Goal:
Turn every line of the entries below into a JSON list of strings, one string per line, leaving out blank lines.

Source data:
==============================
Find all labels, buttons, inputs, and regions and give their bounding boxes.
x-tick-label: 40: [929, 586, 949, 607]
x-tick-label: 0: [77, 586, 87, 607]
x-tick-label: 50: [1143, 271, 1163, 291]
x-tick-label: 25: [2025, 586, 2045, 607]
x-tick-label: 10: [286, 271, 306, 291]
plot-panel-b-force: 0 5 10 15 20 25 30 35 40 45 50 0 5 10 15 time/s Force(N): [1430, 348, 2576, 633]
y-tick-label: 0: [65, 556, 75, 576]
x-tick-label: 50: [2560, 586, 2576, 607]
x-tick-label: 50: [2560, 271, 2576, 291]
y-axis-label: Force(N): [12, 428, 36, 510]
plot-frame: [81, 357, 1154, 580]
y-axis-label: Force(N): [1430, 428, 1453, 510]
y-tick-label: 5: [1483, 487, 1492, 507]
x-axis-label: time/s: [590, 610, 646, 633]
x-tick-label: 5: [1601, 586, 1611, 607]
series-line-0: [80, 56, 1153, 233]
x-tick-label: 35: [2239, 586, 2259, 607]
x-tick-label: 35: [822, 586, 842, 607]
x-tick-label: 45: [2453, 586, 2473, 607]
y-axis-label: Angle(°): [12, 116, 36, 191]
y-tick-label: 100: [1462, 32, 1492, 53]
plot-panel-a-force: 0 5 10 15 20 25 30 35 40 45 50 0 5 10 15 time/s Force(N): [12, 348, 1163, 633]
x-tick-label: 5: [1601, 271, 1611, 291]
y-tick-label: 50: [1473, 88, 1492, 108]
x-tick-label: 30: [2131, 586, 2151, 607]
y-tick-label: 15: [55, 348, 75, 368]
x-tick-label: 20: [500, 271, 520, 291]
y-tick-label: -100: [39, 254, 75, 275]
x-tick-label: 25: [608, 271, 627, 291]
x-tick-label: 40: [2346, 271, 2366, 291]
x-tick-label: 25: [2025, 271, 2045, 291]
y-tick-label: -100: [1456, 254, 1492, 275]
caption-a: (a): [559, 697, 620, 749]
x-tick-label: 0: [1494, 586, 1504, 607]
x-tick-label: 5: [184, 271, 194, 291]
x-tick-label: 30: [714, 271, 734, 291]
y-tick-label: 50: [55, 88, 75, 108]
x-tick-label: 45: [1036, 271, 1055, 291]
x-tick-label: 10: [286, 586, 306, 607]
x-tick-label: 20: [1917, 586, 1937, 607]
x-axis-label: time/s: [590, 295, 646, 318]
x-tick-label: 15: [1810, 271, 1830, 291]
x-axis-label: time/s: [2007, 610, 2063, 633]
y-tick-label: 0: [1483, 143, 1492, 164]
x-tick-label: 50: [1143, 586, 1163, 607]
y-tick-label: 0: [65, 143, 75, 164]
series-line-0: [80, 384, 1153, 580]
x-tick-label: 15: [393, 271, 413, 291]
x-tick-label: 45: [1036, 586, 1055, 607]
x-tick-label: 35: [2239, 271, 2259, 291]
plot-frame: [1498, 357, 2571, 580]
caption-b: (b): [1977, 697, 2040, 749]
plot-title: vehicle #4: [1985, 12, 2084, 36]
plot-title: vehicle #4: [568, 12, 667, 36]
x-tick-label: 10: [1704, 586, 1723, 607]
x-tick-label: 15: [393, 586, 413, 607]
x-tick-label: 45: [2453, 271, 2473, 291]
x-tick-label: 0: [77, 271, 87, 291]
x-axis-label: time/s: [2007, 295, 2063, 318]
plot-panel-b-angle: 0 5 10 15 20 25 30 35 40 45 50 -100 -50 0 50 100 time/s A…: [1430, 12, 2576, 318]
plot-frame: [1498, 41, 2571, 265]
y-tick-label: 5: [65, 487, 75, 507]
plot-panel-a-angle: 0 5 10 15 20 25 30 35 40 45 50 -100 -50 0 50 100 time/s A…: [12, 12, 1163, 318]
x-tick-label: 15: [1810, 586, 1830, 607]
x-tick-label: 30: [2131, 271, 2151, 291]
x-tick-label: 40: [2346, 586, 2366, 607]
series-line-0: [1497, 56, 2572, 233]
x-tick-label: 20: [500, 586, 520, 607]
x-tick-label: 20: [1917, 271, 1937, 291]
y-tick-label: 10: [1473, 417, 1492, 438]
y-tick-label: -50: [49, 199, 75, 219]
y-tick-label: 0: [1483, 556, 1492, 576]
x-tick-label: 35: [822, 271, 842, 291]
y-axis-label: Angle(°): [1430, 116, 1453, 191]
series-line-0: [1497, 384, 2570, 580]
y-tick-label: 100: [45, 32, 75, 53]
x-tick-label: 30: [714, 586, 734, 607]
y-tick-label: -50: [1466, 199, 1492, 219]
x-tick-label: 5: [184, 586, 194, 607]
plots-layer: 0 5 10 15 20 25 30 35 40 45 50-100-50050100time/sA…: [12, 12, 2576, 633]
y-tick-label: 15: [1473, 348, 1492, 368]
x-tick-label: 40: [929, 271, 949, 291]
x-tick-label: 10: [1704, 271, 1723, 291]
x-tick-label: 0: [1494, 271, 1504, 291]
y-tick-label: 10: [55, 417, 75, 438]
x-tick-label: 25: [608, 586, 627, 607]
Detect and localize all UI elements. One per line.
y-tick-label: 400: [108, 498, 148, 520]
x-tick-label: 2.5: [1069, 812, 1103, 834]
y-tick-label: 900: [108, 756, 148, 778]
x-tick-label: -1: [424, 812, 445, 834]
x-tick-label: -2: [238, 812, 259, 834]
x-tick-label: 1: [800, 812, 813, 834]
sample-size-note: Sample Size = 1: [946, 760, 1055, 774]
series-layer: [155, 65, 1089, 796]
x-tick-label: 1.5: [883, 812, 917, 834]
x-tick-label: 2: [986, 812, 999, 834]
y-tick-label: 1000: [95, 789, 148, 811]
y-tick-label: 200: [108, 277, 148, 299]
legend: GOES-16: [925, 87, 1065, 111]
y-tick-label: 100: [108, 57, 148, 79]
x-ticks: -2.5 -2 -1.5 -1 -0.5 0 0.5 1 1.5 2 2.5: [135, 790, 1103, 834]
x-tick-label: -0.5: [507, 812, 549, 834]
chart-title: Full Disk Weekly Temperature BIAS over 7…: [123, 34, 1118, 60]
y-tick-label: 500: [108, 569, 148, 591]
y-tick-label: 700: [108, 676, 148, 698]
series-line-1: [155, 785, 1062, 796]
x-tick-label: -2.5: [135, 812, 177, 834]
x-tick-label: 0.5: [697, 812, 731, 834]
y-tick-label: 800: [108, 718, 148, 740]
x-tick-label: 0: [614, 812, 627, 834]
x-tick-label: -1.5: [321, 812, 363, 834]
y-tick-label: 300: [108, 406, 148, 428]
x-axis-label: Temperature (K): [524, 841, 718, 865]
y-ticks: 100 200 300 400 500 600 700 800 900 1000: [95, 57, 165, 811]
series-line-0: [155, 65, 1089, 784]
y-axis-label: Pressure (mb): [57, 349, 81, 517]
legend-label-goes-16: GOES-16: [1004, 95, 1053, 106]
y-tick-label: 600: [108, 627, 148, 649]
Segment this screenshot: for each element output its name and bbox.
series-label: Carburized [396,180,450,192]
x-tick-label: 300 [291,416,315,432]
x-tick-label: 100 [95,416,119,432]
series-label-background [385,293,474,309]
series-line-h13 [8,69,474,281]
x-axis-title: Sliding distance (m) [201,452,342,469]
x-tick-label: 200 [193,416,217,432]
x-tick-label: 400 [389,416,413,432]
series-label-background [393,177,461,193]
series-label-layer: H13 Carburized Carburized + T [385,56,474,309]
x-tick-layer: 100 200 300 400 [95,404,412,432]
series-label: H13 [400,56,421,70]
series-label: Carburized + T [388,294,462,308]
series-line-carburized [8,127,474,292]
==============================
Output of the exercise:
[
  "Find all labels, buttons, inputs, and regions and give their bounding boxes.",
  "x-tick-label: 40: [929, 586, 949, 607]",
  "x-tick-label: 0: [77, 586, 87, 607]",
  "x-tick-label: 50: [1143, 271, 1163, 291]",
  "x-tick-label: 25: [2025, 586, 2045, 607]",
  "x-tick-label: 10: [286, 271, 306, 291]",
  "plot-panel-b-force: 0 5 10 15 20 25 30 35 40 45 50 0 5 10 15 time/s Force(N): [1430, 348, 2576, 633]",
  "y-tick-label: 0: [65, 556, 75, 576]",
  "x-tick-label: 50: [2560, 586, 2576, 607]",
  "x-tick-label: 50: [2560, 271, 2576, 291]",
  "y-axis-label: Force(N): [12, 428, 36, 510]",
  "plot-frame: [81, 357, 1154, 580]",
  "y-axis-label: Force(N): [1430, 428, 1453, 510]",
  "y-tick-label: 5: [1483, 487, 1492, 507]",
  "x-axis-label: time/s: [590, 610, 646, 633]",
  "x-tick-label: 5: [1601, 586, 1611, 607]",
  "series-line-0: [80, 56, 1153, 233]",
  "x-tick-label: 35: [2239, 586, 2259, 607]",
  "x-tick-label: 35: [822, 586, 842, 607]",
  "x-tick-label: 45: [2453, 586, 2473, 607]",
  "y-axis-label: Angle(°): [12, 116, 36, 191]",
  "y-tick-label: 100: [1462, 32, 1492, 53]",
  "plot-panel-a-force: 0 5 10 15 20 25 30 35 40 45 50 0 5 10 15 time/s Force(N): [12, 348, 1163, 633]",
  "x-tick-label: 5: [1601, 271, 1611, 291]",
  "y-tick-label: 50: [1473, 88, 1492, 108]",
  "x-tick-label: 30: [2131, 586, 2151, 607]",
  "y-tick-label: 15: [55, 348, 75, 368]",
  "x-tick-label: 20: [500, 271, 520, 291]",
  "y-tick-label: -100: [39, 254, 75, 275]",
  "x-tick-label: 25: [608, 271, 627, 291]",
  "x-tick-label: 40: [2346, 271, 2366, 291]",
  "x-tick-label: 25: [2025, 271, 2045, 291]",
  "y-tick-label: -100: [1456, 254, 1492, 275]",
  "caption-a: (a): [559, 697, 620, 749]",
  "x-tick-label: 0: [1494, 586, 1504, 607]",
  "x-tick-label: 5: [184, 271, 194, 291]",
  "x-tick-label: 30: [714, 271, 734, 291]",
  "y-tick-label: 50: [55, 88, 75, 108]",
  "x-tick-label: 45: [1036, 271, 1055, 291]",
  "x-tick-label: 10: [286, 586, 306, 607]",
  "x-tick-label: 20: [1917, 586, 1937, 607]",
  "x-axis-label: time/s: [590, 295, 646, 318]",
  "x-tick-label: 15: [1810, 271, 1830, 291]",
  "x-axis-label: time/s: [2007, 610, 2063, 633]",
  "y-tick-label: 0: [1483, 143, 1492, 164]",
  "x-tick-label: 50: [1143, 586, 1163, 607]",
  "y-tick-label: 0: [65, 143, 75, 164]",
  "series-line-0: [80, 384, 1153, 580]",
  "x-tick-label: 15: [393, 271, 413, 291]",
  "x-tick-label: 45: [1036, 586, 1055, 607]",
  "x-tick-label: 35: [2239, 271, 2259, 291]",
  "plot-frame: [1498, 357, 2571, 580]",
  "caption-b: (b): [1977, 697, 2040, 749]",
  "plot-title: vehicle #4: [1985, 12, 2084, 36]",
  "plot-title: vehicle #4: [568, 12, 667, 36]",
  "x-tick-label: 10: [1704, 586, 1723, 607]",
  "x-tick-label: 15: [393, 586, 413, 607]",
  "x-tick-label: 45: [2453, 271, 2473, 291]",
  "x-tick-label: 0: [77, 271, 87, 291]",
  "x-axis-label: time/s: [2007, 295, 2063, 318]",
  "plot-panel-b-angle: 0 5 10 15 20 25 30 35 40 45 50 -100 -50 0 50 100 time/s A…: [1430, 12, 2576, 318]",
  "plot-frame: [1498, 41, 2571, 265]",
  "y-tick-label: 5: [65, 487, 75, 507]",
  "plot-panel-a-angle: 0 5 10 15 20 25 30 35 40 45 50 -100 -50 0 50 100 time/s A…: [12, 12, 1163, 318]",
  "x-tick-label: 15: [1810, 586, 1830, 607]",
  "x-tick-label: 30: [2131, 271, 2151, 291]",
  "x-tick-label: 40: [2346, 586, 2366, 607]",
  "series-line-0: [1497, 56, 2572, 233]",
  "x-tick-label: 20: [500, 586, 520, 607]",
  "x-tick-label: 20: [1917, 271, 1937, 291]",
  "y-tick-label: 10: [1473, 417, 1492, 438]",
  "y-tick-label: -50: [49, 199, 75, 219]",
  "y-tick-label: 0: [1483, 556, 1492, 576]",
  "x-tick-label: 35: [822, 271, 842, 291]",
  "y-axis-label: Angle(°): [1430, 116, 1453, 191]",
  "series-line-0: [1497, 384, 2570, 580]",
  "y-tick-label: 100: [45, 32, 75, 53]",
  "x-tick-label: 30: [714, 586, 734, 607]",
  "y-tick-label: -50: [1466, 199, 1492, 219]",
  "x-tick-label: 5: [184, 586, 194, 607]",
  "plots-layer: 0 5 10 15 20 25 30 35 40 45 50-100-50050100time/sA…: [12, 12, 2576, 633]",
  "y-tick-label: 15: [1473, 348, 1492, 368]",
  "x-tick-label: 40: [929, 271, 949, 291]",
  "x-tick-label: 10: [1704, 271, 1723, 291]",
  "x-tick-label: 0: [1494, 271, 1504, 291]",
  "y-tick-label: 10: [55, 417, 75, 438]",
  "x-tick-label: 25: [608, 586, 627, 607]",
  "Detect and localize all UI elements. One per line.",
  "y-tick-label: 400: [108, 498, 148, 520]",
  "x-tick-label: 2.5: [1069, 812, 1103, 834]",
  "y-tick-label: 900: [108, 756, 148, 778]",
  "x-tick-label: -1: [424, 812, 445, 834]",
  "x-tick-label: -2: [238, 812, 259, 834]",
  "x-tick-label: 1: [800, 812, 813, 834]",
  "sample-size-note: Sample Size = 1: [946, 760, 1055, 774]",
  "series-layer: [155, 65, 1089, 796]",
  "x-tick-label: 1.5: [883, 812, 917, 834]",
  "x-tick-label: 2: [986, 812, 999, 834]",
  "y-tick-label: 1000: [95, 789, 148, 811]",
  "y-tick-label: 200: [108, 277, 148, 299]",
  "legend: GOES-16: [925, 87, 1065, 111]",
  "y-tick-label: 100: [108, 57, 148, 79]",
  "x-ticks: -2.5 -2 -1.5 -1 -0.5 0 0.5 1 1.5 2 2.5: [135, 790, 1103, 834]",
  "x-tick-label: -0.5: [507, 812, 549, 834]",
  "chart-title: Full Disk Weekly Temperature BIAS over 7…: [123, 34, 1118, 60]",
  "y-tick-label: 500: [108, 569, 148, 591]",
  "y-tick-label: 700: [108, 676, 148, 698]",
  "series-line-1: [155, 785, 1062, 796]",
  "x-tick-label: -2.5: [135, 812, 177, 834]",
  "x-tick-label: 0.5: [697, 812, 731, 834]",
  "y-tick-label: 800: [108, 718, 148, 740]",
  "x-tick-label: 0: [614, 812, 627, 834]",
  "x-tick-label: -1.5: [321, 812, 363, 834]",
  "y-tick-label: 300: [108, 406, 148, 428]",
  "x-axis-label: Temperature (K): [524, 841, 718, 865]",
  "y-ticks: 100 200 300 400 500 600 700 800 900 1000: [95, 57, 165, 811]",
  "series-line-0: [155, 65, 1089, 784]",
  "y-axis-label: Pressure (mb): [57, 349, 81, 517]",
  "legend-label-goes-16: GOES-16: [1004, 95, 1053, 106]",
  "y-tick-label: 600: [108, 627, 148, 649]",
  "Segment this screenshot: for each element output its name and bbox.",
  "series-label: Carburized [396,180,450,192]",
  "x-tick-label: 300 [291,416,315,432]",
  "x-tick-label: 100 [95,416,119,432]",
  "series-label-background [385,293,474,309]",
  "series-line-h13 [8,69,474,281]",
  "x-axis-title: Sliding distance (m) [201,452,342,469]",
  "x-tick-label: 200 [193,416,217,432]",
  "x-tick-label: 400 [389,416,413,432]",
  "series-label-background [393,177,461,193]",
  "series-label-layer: H13 Carburized Carburized + T [385,56,474,309]",
  "x-tick-layer: 100 200 300 400 [95,404,412,432]",
  "series-label: H13 [400,56,421,70]",
  "series-label: Carburized + T [388,294,462,308]",
  "series-line-carburized [8,127,474,292]"
]